* **WHAT THE TASK ASKS**
Pick out each line in these entries that contains the string "Money".

* **MATERIAL FOR THIS EXERCISE**
◇ ◇ ◇ ◇ ◇ ◇ ◇

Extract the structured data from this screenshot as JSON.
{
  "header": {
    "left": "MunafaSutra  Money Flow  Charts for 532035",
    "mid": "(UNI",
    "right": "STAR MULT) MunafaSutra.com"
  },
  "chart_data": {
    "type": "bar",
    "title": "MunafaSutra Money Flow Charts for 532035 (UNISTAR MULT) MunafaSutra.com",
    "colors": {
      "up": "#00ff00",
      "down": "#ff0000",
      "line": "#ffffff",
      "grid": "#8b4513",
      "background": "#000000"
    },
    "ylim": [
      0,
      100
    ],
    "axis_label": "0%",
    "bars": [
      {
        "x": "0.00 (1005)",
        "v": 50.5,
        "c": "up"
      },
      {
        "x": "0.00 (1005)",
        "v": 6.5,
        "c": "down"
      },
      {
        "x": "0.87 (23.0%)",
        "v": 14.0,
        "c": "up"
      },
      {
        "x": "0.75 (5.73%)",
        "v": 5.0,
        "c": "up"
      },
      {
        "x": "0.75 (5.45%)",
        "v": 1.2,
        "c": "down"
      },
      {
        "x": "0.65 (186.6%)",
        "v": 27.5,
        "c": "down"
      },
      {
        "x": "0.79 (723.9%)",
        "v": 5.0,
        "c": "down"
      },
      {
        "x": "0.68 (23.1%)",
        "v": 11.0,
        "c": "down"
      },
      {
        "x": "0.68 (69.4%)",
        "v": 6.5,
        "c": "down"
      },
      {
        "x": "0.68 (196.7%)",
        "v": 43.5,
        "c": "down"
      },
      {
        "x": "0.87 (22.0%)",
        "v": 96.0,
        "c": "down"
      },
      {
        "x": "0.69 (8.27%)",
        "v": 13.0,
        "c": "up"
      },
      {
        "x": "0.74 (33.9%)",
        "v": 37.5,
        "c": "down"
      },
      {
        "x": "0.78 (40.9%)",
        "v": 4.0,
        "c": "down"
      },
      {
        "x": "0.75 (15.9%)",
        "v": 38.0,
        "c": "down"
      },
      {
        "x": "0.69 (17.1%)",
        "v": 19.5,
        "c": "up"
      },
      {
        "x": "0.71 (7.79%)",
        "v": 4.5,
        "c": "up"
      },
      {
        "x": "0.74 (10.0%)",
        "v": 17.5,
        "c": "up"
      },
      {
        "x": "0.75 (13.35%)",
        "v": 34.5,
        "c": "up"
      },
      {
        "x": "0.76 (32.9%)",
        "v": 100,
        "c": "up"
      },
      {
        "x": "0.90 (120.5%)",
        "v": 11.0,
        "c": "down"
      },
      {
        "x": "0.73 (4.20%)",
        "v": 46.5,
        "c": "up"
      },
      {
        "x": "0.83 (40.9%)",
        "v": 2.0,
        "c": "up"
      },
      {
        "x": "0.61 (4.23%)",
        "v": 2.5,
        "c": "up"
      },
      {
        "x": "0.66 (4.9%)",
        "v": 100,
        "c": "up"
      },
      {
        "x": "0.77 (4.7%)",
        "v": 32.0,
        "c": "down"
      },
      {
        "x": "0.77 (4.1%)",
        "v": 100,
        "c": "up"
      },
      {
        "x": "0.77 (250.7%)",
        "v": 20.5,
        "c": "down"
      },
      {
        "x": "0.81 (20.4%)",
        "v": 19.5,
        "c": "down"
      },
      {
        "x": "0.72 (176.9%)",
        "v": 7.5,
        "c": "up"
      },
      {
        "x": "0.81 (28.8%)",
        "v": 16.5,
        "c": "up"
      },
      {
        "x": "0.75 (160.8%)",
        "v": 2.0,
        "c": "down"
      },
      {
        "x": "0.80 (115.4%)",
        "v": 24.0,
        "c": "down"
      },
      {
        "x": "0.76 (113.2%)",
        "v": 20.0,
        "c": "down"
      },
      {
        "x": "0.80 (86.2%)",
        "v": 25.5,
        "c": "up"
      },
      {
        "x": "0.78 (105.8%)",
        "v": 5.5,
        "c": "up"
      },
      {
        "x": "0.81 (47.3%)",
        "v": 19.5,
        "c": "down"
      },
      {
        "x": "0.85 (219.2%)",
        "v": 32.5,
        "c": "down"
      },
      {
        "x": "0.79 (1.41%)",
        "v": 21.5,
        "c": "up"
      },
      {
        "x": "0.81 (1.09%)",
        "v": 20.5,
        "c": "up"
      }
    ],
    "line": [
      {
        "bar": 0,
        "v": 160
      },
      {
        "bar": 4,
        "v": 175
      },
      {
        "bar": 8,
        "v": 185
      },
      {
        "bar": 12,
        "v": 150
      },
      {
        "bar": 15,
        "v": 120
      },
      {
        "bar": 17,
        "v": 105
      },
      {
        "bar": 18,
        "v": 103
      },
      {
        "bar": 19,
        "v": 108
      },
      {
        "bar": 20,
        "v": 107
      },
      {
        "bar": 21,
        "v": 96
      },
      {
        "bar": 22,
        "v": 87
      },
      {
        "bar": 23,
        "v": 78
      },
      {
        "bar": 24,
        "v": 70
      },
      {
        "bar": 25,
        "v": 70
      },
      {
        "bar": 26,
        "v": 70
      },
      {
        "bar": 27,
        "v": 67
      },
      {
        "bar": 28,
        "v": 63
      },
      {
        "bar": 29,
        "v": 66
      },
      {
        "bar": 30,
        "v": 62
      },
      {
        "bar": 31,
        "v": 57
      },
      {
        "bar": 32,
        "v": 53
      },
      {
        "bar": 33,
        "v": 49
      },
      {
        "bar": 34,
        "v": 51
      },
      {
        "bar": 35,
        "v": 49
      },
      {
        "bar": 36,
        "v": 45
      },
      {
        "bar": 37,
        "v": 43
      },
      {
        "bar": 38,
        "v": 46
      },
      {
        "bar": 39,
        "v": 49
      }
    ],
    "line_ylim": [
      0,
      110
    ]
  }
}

◇ ◇ ◇ ◇ ◇ ◇ ◇

* **IN RESPONSE**
    "left": "MunafaSutra  Money Flow  Charts for 532035",
    "title": "MunafaSutra Money Flow Charts for 532035 (UNISTAR MULT) MunafaSutra.com",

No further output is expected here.